» Problem to solve: Type the records out again in full, exactly.

» Stored records:
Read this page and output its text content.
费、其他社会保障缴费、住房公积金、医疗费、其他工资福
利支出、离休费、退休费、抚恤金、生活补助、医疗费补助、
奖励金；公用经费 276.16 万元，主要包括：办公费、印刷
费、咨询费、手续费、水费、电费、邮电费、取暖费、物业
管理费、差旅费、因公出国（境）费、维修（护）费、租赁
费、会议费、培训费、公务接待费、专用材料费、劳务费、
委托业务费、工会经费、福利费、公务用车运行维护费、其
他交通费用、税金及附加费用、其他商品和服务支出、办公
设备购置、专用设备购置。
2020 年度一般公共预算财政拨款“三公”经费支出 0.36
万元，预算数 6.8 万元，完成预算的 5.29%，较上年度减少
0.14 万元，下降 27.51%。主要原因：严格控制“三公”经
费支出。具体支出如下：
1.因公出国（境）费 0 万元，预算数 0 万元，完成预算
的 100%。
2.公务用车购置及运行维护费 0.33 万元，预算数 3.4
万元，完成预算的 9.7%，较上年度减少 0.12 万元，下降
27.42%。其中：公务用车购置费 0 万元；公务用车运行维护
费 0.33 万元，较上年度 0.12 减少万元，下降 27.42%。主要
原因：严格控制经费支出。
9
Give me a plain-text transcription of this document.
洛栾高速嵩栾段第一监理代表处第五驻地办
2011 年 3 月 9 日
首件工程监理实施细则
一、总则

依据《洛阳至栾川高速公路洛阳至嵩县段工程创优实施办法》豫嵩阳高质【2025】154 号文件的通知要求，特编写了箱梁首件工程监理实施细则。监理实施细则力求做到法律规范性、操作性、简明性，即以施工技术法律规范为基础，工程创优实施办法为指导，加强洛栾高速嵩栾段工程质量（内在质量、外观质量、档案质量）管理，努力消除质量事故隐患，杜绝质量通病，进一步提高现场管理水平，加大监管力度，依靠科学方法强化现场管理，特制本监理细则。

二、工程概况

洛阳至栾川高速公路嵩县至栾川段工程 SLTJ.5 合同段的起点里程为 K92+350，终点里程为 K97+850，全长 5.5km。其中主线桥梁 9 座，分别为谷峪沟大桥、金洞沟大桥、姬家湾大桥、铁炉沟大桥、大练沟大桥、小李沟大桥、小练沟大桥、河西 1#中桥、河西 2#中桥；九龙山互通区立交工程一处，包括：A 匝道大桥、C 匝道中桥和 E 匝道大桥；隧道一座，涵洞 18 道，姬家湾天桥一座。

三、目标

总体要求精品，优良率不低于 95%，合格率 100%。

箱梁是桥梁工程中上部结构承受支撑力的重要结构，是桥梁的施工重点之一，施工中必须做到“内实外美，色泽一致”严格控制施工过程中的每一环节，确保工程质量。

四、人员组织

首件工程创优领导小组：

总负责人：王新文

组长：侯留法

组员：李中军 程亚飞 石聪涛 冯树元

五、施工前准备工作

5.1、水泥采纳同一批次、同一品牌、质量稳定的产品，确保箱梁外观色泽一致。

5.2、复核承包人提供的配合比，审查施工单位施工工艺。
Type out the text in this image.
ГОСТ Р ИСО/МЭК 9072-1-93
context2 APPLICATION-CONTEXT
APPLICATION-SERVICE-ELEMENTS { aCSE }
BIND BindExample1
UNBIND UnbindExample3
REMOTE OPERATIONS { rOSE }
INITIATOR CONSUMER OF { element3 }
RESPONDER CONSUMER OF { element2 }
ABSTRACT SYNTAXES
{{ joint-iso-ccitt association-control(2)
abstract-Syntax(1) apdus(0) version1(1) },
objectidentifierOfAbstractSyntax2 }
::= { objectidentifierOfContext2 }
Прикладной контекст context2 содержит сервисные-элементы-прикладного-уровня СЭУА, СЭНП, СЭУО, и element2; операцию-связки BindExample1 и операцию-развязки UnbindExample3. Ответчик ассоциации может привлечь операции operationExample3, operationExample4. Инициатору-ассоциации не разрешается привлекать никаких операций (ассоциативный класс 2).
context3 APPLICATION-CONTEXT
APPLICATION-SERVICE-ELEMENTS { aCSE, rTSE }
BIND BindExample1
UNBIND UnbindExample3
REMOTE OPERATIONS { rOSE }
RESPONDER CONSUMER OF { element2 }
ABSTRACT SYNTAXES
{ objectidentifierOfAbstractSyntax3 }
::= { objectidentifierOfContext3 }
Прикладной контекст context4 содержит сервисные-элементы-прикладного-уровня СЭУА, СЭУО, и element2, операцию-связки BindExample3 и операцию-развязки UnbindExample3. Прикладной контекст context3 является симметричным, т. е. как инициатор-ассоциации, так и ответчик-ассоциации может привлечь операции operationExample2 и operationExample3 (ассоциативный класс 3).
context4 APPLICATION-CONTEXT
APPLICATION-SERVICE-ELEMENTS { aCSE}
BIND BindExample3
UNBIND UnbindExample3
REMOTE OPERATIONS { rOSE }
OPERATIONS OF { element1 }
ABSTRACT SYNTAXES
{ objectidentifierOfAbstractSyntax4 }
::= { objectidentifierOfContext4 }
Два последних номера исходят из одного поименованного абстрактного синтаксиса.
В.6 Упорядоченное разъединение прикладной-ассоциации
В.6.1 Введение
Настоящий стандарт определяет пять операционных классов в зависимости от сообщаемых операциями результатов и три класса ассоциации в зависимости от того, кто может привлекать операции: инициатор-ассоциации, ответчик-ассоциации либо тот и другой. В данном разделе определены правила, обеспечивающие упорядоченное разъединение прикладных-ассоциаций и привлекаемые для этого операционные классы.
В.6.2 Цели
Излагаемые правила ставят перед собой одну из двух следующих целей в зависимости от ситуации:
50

» Result of the task:
Read this page and output its text content.
费、其他社会保障缴费、住房公积金、医疗费、其他工资福
利支出、离休费、退休费、抚恤金、生活补助、医疗费补助、
奖励金；公用经费 276.16 万元，主要包括：办公费、印刷
费、咨询费、手续费、水费、电费、邮电费、取暖费、物业
管理费、差旅费、因公出国（境）费、维修（护）费、租赁
费、会议费、培训费、公务接待费、专用材料费、劳务费、
委托业务费、工会经费、福利费、公务用车运行维护费、其
他交通费用、税金及附加费用、其他商品和服务支出、办公
设备购置、专用设备购置。
2020 年度一般公共预算财政拨款“三公”经费支出 0.36
万元，预算数 6.8 万元，完成预算的 5.29%，较上年度减少
0.14 万元，下降 27.51%。主要原因：严格控制“三公”经
费支出。具体支出如下：
1.因公出国（境）费 0 万元，预算数 0 万元，完成预算
的 100%。
2.公务用车购置及运行维护费 0.33 万元，预算数 3.4
万元，完成预算的 9.7%，较上年度减少 0.12 万元，下降
27.42%。其中：公务用车购置费 0 万元；公务用车运行维护
费 0.33 万元，较上年度 0.12 减少万元，下降 27.42%。主要
原因：严格控制经费支出。
9
Give me a plain-text transcription of this document.
洛栾高速嵩栾段第一监理代表处第五驻地办
2011 年 3 月 9 日
首件工程监理实施细则
一、总则

依据《洛阳至栾川高速公路洛阳至嵩县段工程创优实施办法》豫嵩阳高质【2025】154 号文件的通知要求，特编写了箱梁首件工程监理实施细则。监理实施细则力求做到法律规范性、操作性、简明性，即以施工技术法律规范为基础，工程创优实施办法为指导，加强洛栾高速嵩栾段工程质量（内在质量、外观质量、档案质量）管理，努力消除质量事故隐患，杜绝质量通病，进一步提高现场管理水平，加大监管力度，依靠科学方法强化现场管理，特制本监理细则。

二、工程概况

洛阳至栾川高速公路嵩县至栾川段工程 SLTJ.5 合同段的起点里程为 K92+350，终点里程为 K97+850，全长 5.5km。其中主线桥梁 9 座，分别为谷峪沟大桥、金洞沟大桥、姬家湾大桥、铁炉沟大桥、大练沟大桥、小李沟大桥、小练沟大桥、河西 1#中桥、河西 2#中桥；九龙山互通区立交工程一处，包括：A 匝道大桥、C 匝道中桥和 E 匝道大桥；隧道一座，涵洞 18 道，姬家湾天桥一座。

三、目标

总体要求精品，优良率不低于 95%，合格率 100%。

箱梁是桥梁工程中上部结构承受支撑力的重要结构，是桥梁的施工重点之一，施工中必须做到“内实外美，色泽一致”严格控制施工过程中的每一环节，确保工程质量。

四、人员组织

首件工程创优领导小组：

总负责人：王新文

组长：侯留法

组员：李中军 程亚飞 石聪涛 冯树元

五、施工前准备工作

5.1、水泥采纳同一批次、同一品牌、质量稳定的产品，确保箱梁外观色泽一致。

5.2、复核承包人提供的配合比，审查施工单位施工工艺。
Type out the text in this image.
ГОСТ Р ИСО/МЭК 9072-1-93
context2 APPLICATION-CONTEXT
APPLICATION-SERVICE-ELEMENTS { aCSE }
BIND BindExample1
UNBIND UnbindExample3
REMOTE OPERATIONS { rOSE }
INITIATOR CONSUMER OF { element3 }
RESPONDER CONSUMER OF { element2 }
ABSTRACT SYNTAXES
{{ joint-iso-ccitt association-control(2)
abstract-Syntax(1) apdus(0) version1(1) },
objectidentifierOfAbstractSyntax2 }
::= { objectidentifierOfContext2 }
Прикладной контекст context2 содержит сервисные-элементы-прикладного-уровня СЭУА, СЭНП, СЭУО, и element2; операцию-связки BindExample1 и операцию-развязки UnbindExample3. Ответчик ассоциации может привлечь операции operationExample3, operationExample4. Инициатору-ассоциации не разрешается привлекать никаких операций (ассоциативный класс 2).
context3 APPLICATION-CONTEXT
APPLICATION-SERVICE-ELEMENTS { aCSE, rTSE }
BIND BindExample1
UNBIND UnbindExample3
REMOTE OPERATIONS { rOSE }
RESPONDER CONSUMER OF { element2 }
ABSTRACT SYNTAXES
{ objectidentifierOfAbstractSyntax3 }
::= { objectidentifierOfContext3 }
Прикладной контекст context4 содержит сервисные-элементы-прикладного-уровня СЭУА, СЭУО, и element2, операцию-связки BindExample3 и операцию-развязки UnbindExample3. Прикладной контекст context3 является симметричным, т. е. как инициатор-ассоциации, так и ответчик-ассоциации может привлечь операции operationExample2 и operationExample3 (ассоциативный класс 3).
context4 APPLICATION-CONTEXT
APPLICATION-SERVICE-ELEMENTS { aCSE}
BIND BindExample3
UNBIND UnbindExample3
REMOTE OPERATIONS { rOSE }
OPERATIONS OF { element1 }
ABSTRACT SYNTAXES
{ objectidentifierOfAbstractSyntax4 }
::= { objectidentifierOfContext4 }
Два последних номера исходят из одного поименованного абстрактного синтаксиса.
В.6 Упорядоченное разъединение прикладной-ассоциации
В.6.1 Введение
Настоящий стандарт определяет пять операционных классов в зависимости от сообщаемых операциями результатов и три класса ассоциации в зависимости от того, кто может привлекать операции: инициатор-ассоциации, ответчик-ассоциации либо тот и другой. В данном разделе определены правила, обеспечивающие упорядоченное разъединение прикладных-ассоциаций и привлекаемые для этого операционные классы.
В.6.2 Цели
Излагаемые правила ставят перед собой одну из двух следующих целей в зависимости от ситуации:
50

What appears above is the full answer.